What you should do
In the material below, find each line holding the string "sous" and copy it.

Record excerpts

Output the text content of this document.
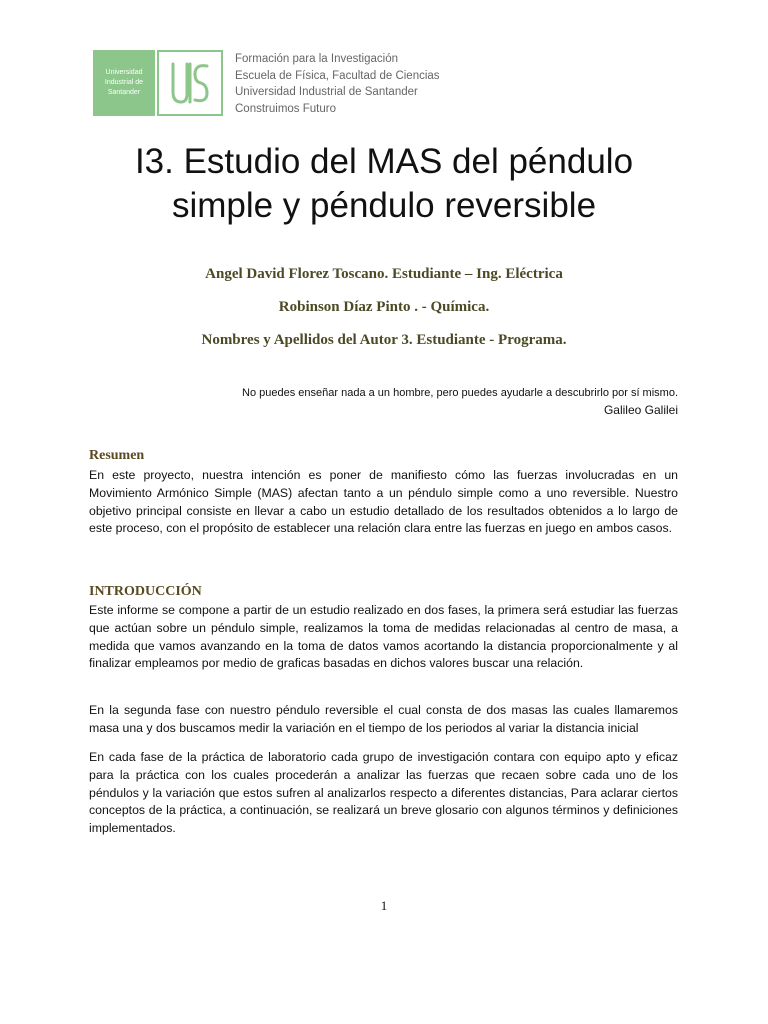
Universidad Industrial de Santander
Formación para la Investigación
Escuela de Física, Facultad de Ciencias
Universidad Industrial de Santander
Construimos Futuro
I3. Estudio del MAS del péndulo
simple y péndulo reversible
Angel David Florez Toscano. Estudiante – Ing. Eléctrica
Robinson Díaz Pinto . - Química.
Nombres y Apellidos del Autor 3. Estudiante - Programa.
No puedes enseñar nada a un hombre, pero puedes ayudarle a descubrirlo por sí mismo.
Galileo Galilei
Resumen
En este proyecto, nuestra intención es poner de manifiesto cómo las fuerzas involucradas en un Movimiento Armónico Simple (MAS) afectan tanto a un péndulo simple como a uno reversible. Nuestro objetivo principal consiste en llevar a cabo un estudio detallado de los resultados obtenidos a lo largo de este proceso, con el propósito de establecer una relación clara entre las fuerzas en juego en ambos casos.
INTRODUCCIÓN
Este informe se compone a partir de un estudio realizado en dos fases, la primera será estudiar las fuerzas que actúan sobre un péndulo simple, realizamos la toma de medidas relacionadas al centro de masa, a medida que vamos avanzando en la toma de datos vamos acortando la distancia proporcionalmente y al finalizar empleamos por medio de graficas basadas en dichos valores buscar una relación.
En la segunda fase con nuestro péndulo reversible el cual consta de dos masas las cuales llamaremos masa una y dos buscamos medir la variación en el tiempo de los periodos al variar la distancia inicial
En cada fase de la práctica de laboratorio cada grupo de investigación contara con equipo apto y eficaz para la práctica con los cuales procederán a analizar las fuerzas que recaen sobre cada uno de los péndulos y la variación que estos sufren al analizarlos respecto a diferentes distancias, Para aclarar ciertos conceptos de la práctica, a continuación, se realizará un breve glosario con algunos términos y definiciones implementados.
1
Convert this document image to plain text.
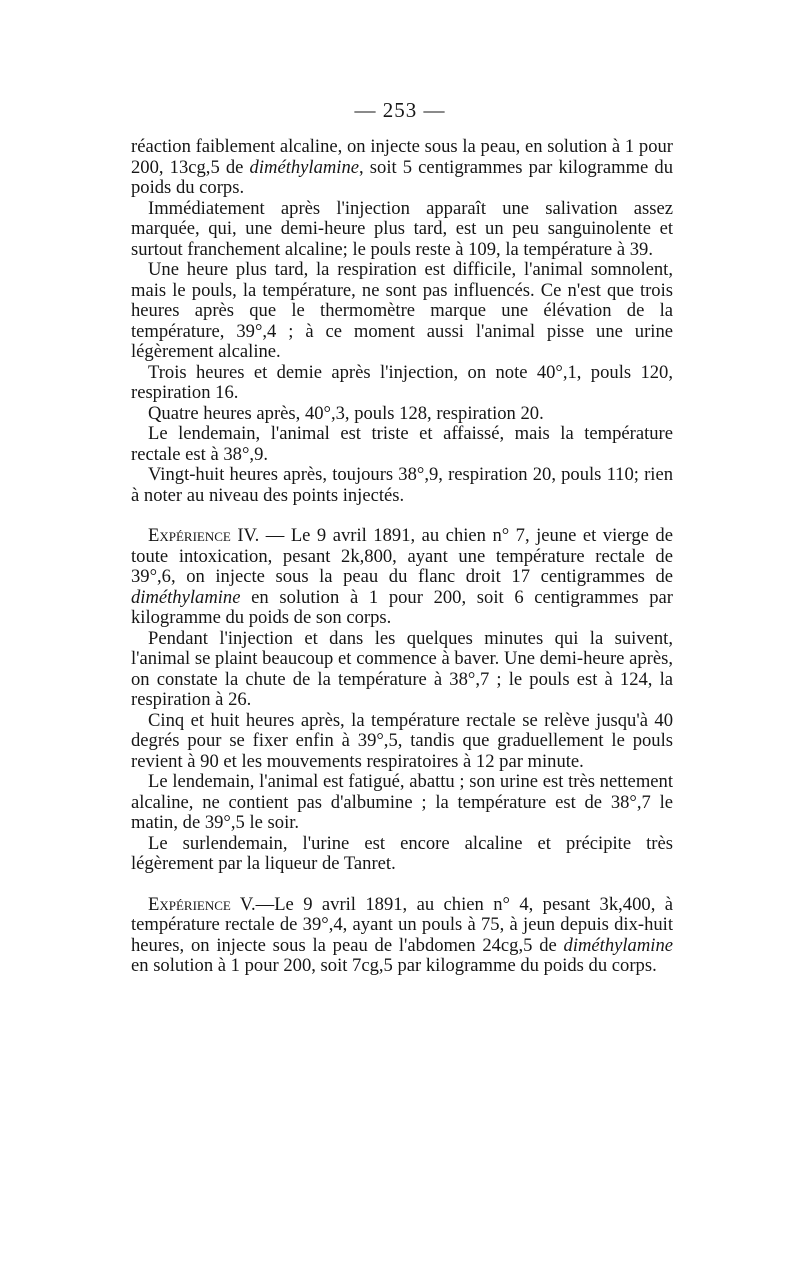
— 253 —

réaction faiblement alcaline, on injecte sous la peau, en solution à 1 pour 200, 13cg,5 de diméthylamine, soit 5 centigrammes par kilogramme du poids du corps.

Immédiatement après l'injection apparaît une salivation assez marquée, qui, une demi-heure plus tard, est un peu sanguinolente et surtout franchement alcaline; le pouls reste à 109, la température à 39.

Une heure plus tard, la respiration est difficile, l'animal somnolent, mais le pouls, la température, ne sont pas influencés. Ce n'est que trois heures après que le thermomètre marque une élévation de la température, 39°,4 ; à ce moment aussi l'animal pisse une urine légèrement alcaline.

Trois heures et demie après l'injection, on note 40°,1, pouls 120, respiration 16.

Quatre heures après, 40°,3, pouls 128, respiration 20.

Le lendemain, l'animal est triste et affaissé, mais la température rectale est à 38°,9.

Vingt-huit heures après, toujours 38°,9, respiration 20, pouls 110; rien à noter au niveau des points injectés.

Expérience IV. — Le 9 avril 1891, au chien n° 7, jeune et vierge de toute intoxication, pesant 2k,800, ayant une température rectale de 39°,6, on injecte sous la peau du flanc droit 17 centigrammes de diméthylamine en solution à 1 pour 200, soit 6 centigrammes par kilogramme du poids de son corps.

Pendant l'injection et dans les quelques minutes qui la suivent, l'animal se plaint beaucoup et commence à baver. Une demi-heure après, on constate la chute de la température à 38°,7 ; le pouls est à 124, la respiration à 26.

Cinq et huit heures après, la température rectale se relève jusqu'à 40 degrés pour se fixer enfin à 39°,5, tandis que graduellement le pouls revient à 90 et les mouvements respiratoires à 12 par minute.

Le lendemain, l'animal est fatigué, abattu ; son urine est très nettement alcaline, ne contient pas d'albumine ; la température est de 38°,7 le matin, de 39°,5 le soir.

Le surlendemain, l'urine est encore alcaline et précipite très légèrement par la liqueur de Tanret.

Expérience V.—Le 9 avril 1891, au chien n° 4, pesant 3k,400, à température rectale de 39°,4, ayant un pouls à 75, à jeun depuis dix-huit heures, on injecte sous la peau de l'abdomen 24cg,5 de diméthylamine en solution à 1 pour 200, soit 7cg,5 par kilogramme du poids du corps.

In response
réaction faiblement alcaline, on injecte sous la peau, en solution à 1 pour 200, 13cg,5 de diméthylamine, soit 5 centigrammes par kilogramme du poids du corps.
Expérience IV. — Le 9 avril 1891, au chien n° 7, jeune et vierge de toute intoxication, pesant 2k,800, ayant une température rectale de 39°,6, on injecte sous la peau du flanc droit 17 centigrammes de diméthylamine en solution à 1 pour 200, soit 6 centigrammes par kilogramme du poids de son corps.
Expérience V.—Le 9 avril 1891, au chien n° 4, pesant 3k,400, à température rectale de 39°,4, ayant un pouls à 75, à jeun depuis dix-huit heures, on injecte sous la peau de l'abdomen 24cg,5 de diméthylamine en solution à 1 pour 200, soit 7cg,5 par kilogramme du poids du corps.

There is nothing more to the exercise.